» **Directions for this task**:
Rewrite the entries below, replacing "category-label" with "axis-label" and leaving everything else unchanged.

★ ★ ★ ★ ★

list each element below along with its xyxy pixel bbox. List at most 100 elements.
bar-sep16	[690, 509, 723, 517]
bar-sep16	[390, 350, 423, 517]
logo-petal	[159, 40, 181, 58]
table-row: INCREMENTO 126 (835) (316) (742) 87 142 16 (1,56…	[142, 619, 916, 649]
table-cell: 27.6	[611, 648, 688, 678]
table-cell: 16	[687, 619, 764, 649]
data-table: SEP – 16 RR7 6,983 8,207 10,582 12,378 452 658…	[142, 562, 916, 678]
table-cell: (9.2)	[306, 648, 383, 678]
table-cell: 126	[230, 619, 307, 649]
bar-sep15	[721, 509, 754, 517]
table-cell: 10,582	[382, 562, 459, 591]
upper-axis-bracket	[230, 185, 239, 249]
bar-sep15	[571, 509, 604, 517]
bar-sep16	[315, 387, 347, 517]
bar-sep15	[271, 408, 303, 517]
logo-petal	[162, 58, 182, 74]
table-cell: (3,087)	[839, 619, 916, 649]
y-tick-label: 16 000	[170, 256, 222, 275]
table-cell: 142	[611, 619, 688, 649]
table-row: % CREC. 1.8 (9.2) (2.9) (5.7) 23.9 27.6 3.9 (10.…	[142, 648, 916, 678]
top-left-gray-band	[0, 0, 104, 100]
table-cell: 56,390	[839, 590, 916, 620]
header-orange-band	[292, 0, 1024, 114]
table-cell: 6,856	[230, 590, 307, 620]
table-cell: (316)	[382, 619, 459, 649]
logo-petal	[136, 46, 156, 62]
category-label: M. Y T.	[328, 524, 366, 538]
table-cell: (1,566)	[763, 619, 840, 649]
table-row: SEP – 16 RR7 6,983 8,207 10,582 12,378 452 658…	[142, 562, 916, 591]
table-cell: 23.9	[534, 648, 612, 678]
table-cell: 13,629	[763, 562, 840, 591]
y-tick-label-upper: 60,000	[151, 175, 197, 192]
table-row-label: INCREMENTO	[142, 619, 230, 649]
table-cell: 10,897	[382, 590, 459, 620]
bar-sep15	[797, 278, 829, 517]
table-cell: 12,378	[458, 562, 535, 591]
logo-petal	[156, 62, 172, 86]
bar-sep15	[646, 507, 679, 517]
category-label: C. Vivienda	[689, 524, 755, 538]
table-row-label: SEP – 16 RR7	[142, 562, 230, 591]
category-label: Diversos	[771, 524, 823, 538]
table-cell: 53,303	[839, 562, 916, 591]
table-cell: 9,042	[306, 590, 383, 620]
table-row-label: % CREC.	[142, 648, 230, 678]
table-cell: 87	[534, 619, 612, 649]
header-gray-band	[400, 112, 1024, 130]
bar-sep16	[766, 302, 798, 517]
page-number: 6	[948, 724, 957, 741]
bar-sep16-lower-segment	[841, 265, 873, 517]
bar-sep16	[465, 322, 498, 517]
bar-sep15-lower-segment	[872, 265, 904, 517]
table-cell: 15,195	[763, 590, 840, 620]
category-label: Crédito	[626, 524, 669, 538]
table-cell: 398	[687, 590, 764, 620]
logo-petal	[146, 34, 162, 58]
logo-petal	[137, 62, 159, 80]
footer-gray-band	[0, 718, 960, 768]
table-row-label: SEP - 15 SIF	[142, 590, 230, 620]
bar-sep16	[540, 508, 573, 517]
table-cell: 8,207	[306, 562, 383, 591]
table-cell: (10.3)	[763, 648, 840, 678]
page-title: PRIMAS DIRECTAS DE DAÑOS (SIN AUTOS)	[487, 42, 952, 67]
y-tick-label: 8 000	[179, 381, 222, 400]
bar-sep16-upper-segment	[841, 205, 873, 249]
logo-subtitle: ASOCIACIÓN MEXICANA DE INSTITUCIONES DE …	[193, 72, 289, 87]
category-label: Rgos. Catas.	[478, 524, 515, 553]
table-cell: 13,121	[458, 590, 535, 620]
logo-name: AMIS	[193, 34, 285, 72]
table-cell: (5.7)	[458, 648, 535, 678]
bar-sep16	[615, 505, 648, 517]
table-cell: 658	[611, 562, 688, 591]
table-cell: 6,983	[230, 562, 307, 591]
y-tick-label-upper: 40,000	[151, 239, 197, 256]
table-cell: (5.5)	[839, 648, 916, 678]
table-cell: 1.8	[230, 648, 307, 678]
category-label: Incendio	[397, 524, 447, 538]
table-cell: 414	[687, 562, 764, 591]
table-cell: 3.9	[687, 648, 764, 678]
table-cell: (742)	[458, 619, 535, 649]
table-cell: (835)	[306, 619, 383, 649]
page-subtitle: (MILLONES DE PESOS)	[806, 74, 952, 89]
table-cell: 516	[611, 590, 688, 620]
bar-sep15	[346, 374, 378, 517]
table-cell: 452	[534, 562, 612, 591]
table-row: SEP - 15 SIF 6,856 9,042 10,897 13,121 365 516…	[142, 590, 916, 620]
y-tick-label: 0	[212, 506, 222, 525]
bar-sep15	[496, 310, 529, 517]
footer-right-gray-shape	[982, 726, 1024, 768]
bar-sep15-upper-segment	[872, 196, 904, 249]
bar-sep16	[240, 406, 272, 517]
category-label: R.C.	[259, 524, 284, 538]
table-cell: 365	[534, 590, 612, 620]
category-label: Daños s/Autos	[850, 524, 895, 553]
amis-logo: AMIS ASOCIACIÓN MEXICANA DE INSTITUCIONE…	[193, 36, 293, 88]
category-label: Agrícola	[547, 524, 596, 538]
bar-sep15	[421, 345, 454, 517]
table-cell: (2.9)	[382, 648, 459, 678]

★ ★ ★ ★ ★

» **Output of the task**:
list each element below along with its xyxy pixel bbox. List at most 100 elements.
bar-sep16	[690, 509, 723, 517]
bar-sep16	[390, 350, 423, 517]
logo-petal	[159, 40, 181, 58]
table-row: INCREMENTO 126 (835) (316) (742) 87 142 16 (1,56…	[142, 619, 916, 649]
table-cell: 27.6	[611, 648, 688, 678]
table-cell: 16	[687, 619, 764, 649]
data-table: SEP – 16 RR7 6,983 8,207 10,582 12,378 452 658…	[142, 562, 916, 678]
table-cell: (9.2)	[306, 648, 383, 678]
table-cell: 126	[230, 619, 307, 649]
bar-sep15	[721, 509, 754, 517]
table-cell: 10,582	[382, 562, 459, 591]
upper-axis-bracket	[230, 185, 239, 249]
bar-sep15	[571, 509, 604, 517]
bar-sep16	[315, 387, 347, 517]
bar-sep15	[271, 408, 303, 517]
logo-petal	[162, 58, 182, 74]
table-cell: (3,087)	[839, 619, 916, 649]
y-tick-label: 16 000	[170, 256, 222, 275]
table-cell: 142	[611, 619, 688, 649]
table-row: % CREC. 1.8 (9.2) (2.9) (5.7) 23.9 27.6 3.9 (10.…	[142, 648, 916, 678]
top-left-gray-band	[0, 0, 104, 100]
table-cell: 56,390	[839, 590, 916, 620]
header-orange-band	[292, 0, 1024, 114]
table-cell: 6,856	[230, 590, 307, 620]
table-cell: (316)	[382, 619, 459, 649]
logo-petal	[136, 46, 156, 62]
axis-label: M. Y T.	[328, 524, 366, 538]
table-cell: (1,566)	[763, 619, 840, 649]
table-row: SEP – 16 RR7 6,983 8,207 10,582 12,378 452 658…	[142, 562, 916, 591]
table-cell: 23.9	[534, 648, 612, 678]
table-cell: 13,629	[763, 562, 840, 591]
y-tick-label-upper: 60,000	[151, 175, 197, 192]
table-row-label: INCREMENTO	[142, 619, 230, 649]
table-cell: 10,897	[382, 590, 459, 620]
bar-sep15	[797, 278, 829, 517]
table-cell: 12,378	[458, 562, 535, 591]
logo-petal	[156, 62, 172, 86]
bar-sep15	[646, 507, 679, 517]
axis-label: C. Vivienda	[689, 524, 755, 538]
table-row-label: SEP – 16 RR7	[142, 562, 230, 591]
axis-label: Diversos	[771, 524, 823, 538]
table-cell: 53,303	[839, 562, 916, 591]
table-cell: 9,042	[306, 590, 383, 620]
table-row-label: % CREC.	[142, 648, 230, 678]
table-cell: 87	[534, 619, 612, 649]
header-gray-band	[400, 112, 1024, 130]
bar-sep16	[766, 302, 798, 517]
page-number: 6	[948, 724, 957, 741]
bar-sep16-lower-segment	[841, 265, 873, 517]
bar-sep16	[465, 322, 498, 517]
bar-sep15-lower-segment	[872, 265, 904, 517]
table-cell: 15,195	[763, 590, 840, 620]
axis-label: Crédito	[626, 524, 669, 538]
table-cell: 398	[687, 590, 764, 620]
logo-petal	[146, 34, 162, 58]
logo-petal	[137, 62, 159, 80]
footer-gray-band	[0, 718, 960, 768]
table-row-label: SEP - 15 SIF	[142, 590, 230, 620]
bar-sep16	[540, 508, 573, 517]
table-cell: 8,207	[306, 562, 383, 591]
table-cell: (10.3)	[763, 648, 840, 678]
page-title: PRIMAS DIRECTAS DE DAÑOS (SIN AUTOS)	[487, 42, 952, 67]
y-tick-label: 8 000	[179, 381, 222, 400]
bar-sep16-upper-segment	[841, 205, 873, 249]
logo-subtitle: ASOCIACIÓN MEXICANA DE INSTITUCIONES DE …	[193, 72, 289, 87]
axis-label: Rgos. Catas.	[478, 524, 515, 553]
table-cell: 13,121	[458, 590, 535, 620]
logo-name: AMIS	[193, 34, 285, 72]
table-cell: (5.7)	[458, 648, 535, 678]
bar-sep16	[615, 505, 648, 517]
table-cell: 658	[611, 562, 688, 591]
table-cell: 6,983	[230, 562, 307, 591]
y-tick-label-upper: 40,000	[151, 239, 197, 256]
table-cell: (5.5)	[839, 648, 916, 678]
table-cell: 1.8	[230, 648, 307, 678]
axis-label: Incendio	[397, 524, 447, 538]
table-cell: 414	[687, 562, 764, 591]
table-cell: 3.9	[687, 648, 764, 678]
table-cell: (742)	[458, 619, 535, 649]
table-cell: (835)	[306, 619, 383, 649]
page-subtitle: (MILLONES DE PESOS)	[806, 74, 952, 89]
table-cell: 516	[611, 590, 688, 620]
bar-sep15	[346, 374, 378, 517]
table-cell: 452	[534, 562, 612, 591]
table-row: SEP - 15 SIF 6,856 9,042 10,897 13,121 365 516…	[142, 590, 916, 620]
y-tick-label: 0	[212, 506, 222, 525]
bar-sep15	[496, 310, 529, 517]
footer-right-gray-shape	[982, 726, 1024, 768]
bar-sep15-upper-segment	[872, 196, 904, 249]
bar-sep16	[240, 406, 272, 517]
axis-label: R.C.	[259, 524, 284, 538]
table-cell: 365	[534, 590, 612, 620]
axis-label: Daños s/Autos	[850, 524, 895, 553]
amis-logo: AMIS ASOCIACIÓN MEXICANA DE INSTITUCIONE…	[193, 36, 293, 88]
axis-label: Agrícola	[547, 524, 596, 538]
bar-sep15	[421, 345, 454, 517]
table-cell: (2.9)	[382, 648, 459, 678]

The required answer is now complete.